Directions for this task ::
Reproduce all the lines exactly as they stand, apart from the pictures.

Extracted data ::
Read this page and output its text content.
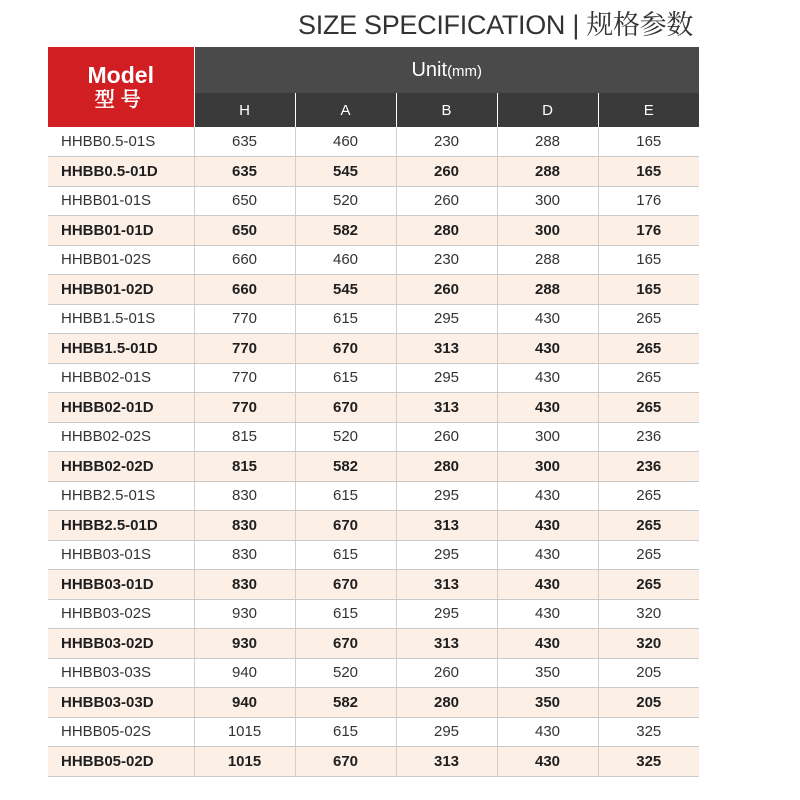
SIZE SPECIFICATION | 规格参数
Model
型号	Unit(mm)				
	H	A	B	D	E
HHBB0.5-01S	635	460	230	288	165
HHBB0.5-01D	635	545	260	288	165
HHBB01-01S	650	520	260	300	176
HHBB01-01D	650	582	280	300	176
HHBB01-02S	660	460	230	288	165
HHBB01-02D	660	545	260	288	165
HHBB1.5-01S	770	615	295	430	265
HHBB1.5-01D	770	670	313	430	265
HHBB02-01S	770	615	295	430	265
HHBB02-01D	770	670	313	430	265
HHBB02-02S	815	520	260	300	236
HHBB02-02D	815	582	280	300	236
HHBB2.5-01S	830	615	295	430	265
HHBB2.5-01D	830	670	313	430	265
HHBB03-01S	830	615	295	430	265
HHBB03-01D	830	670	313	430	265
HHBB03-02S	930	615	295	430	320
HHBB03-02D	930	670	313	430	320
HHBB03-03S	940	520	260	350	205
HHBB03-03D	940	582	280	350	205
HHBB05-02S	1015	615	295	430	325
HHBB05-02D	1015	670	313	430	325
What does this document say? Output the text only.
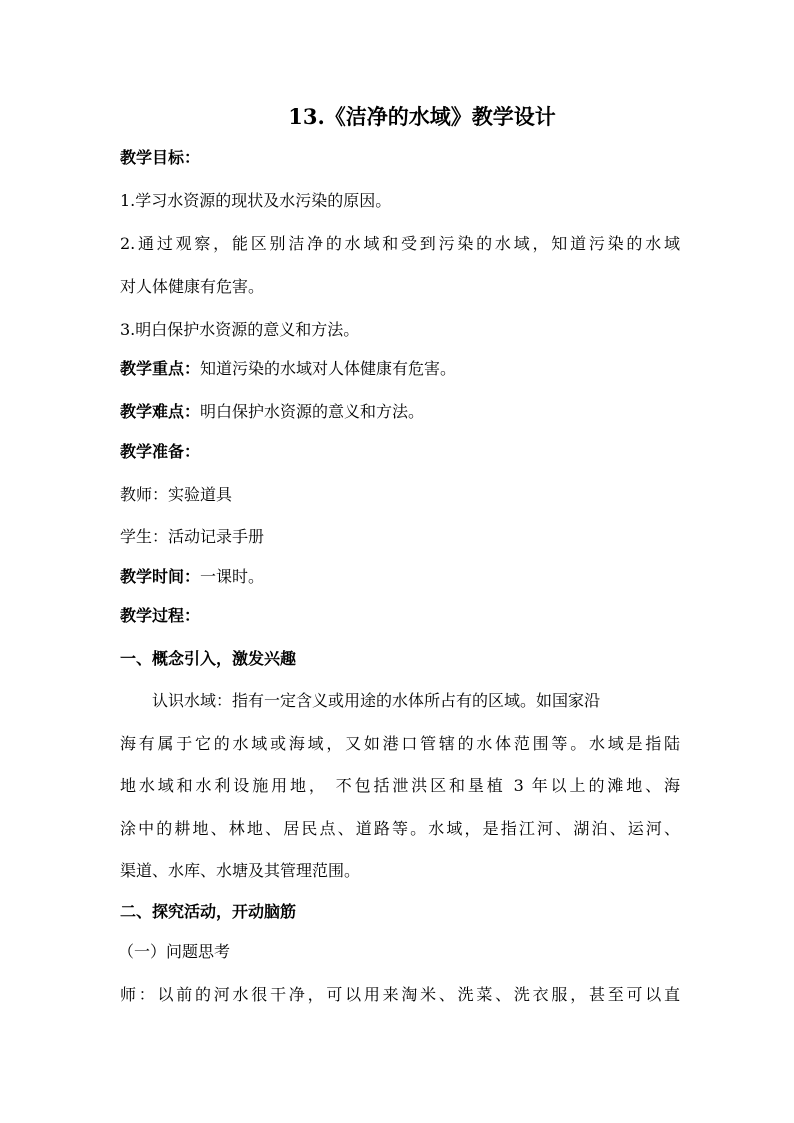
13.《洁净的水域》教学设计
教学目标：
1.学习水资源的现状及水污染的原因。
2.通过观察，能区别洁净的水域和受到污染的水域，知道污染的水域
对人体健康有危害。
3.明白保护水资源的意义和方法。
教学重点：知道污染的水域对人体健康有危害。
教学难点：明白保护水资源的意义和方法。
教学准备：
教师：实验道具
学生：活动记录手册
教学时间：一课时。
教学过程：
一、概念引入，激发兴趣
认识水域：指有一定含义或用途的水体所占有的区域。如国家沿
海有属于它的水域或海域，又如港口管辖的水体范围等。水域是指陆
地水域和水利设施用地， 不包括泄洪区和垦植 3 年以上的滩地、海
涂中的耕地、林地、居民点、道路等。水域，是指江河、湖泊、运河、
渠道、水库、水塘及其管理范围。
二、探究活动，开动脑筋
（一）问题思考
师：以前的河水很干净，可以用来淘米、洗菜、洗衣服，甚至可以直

Answer to this exercise ::
Read this page and output its text content.
SIZE SPECIFICATION | 规格参数
Model
型号	Unit(mm)				
	H	A	B	D	E
HHBB0.5-01S	635	460	230	288	165
HHBB0.5-01D	635	545	260	288	165
HHBB01-01S	650	520	260	300	176
HHBB01-01D	650	582	280	300	176
HHBB01-02S	660	460	230	288	165
HHBB01-02D	660	545	260	288	165
HHBB1.5-01S	770	615	295	430	265
HHBB1.5-01D	770	670	313	430	265
HHBB02-01S	770	615	295	430	265
HHBB02-01D	770	670	313	430	265
HHBB02-02S	815	520	260	300	236
HHBB02-02D	815	582	280	300	236
HHBB2.5-01S	830	615	295	430	265
HHBB2.5-01D	830	670	313	430	265
HHBB03-01S	830	615	295	430	265
HHBB03-01D	830	670	313	430	265
HHBB03-02S	930	615	295	430	320
HHBB03-02D	930	670	313	430	320
HHBB03-03S	940	520	260	350	205
HHBB03-03D	940	582	280	350	205
HHBB05-02S	1015	615	295	430	325
HHBB05-02D	1015	670	313	430	325
What does this document say? Output the text only.
13.《洁净的水域》教学设计
教学目标：
1.学习水资源的现状及水污染的原因。
2.通过观察，能区别洁净的水域和受到污染的水域，知道污染的水域
对人体健康有危害。
3.明白保护水资源的意义和方法。
教学重点：知道污染的水域对人体健康有危害。
教学难点：明白保护水资源的意义和方法。
教学准备：
教师：实验道具
学生：活动记录手册
教学时间：一课时。
教学过程：
一、概念引入，激发兴趣
认识水域：指有一定含义或用途的水体所占有的区域。如国家沿
海有属于它的水域或海域，又如港口管辖的水体范围等。水域是指陆
地水域和水利设施用地， 不包括泄洪区和垦植 3 年以上的滩地、海
涂中的耕地、林地、居民点、道路等。水域，是指江河、湖泊、运河、
渠道、水库、水塘及其管理范围。
二、探究活动，开动脑筋
（一）问题思考
师：以前的河水很干净，可以用来淘米、洗菜、洗衣服，甚至可以直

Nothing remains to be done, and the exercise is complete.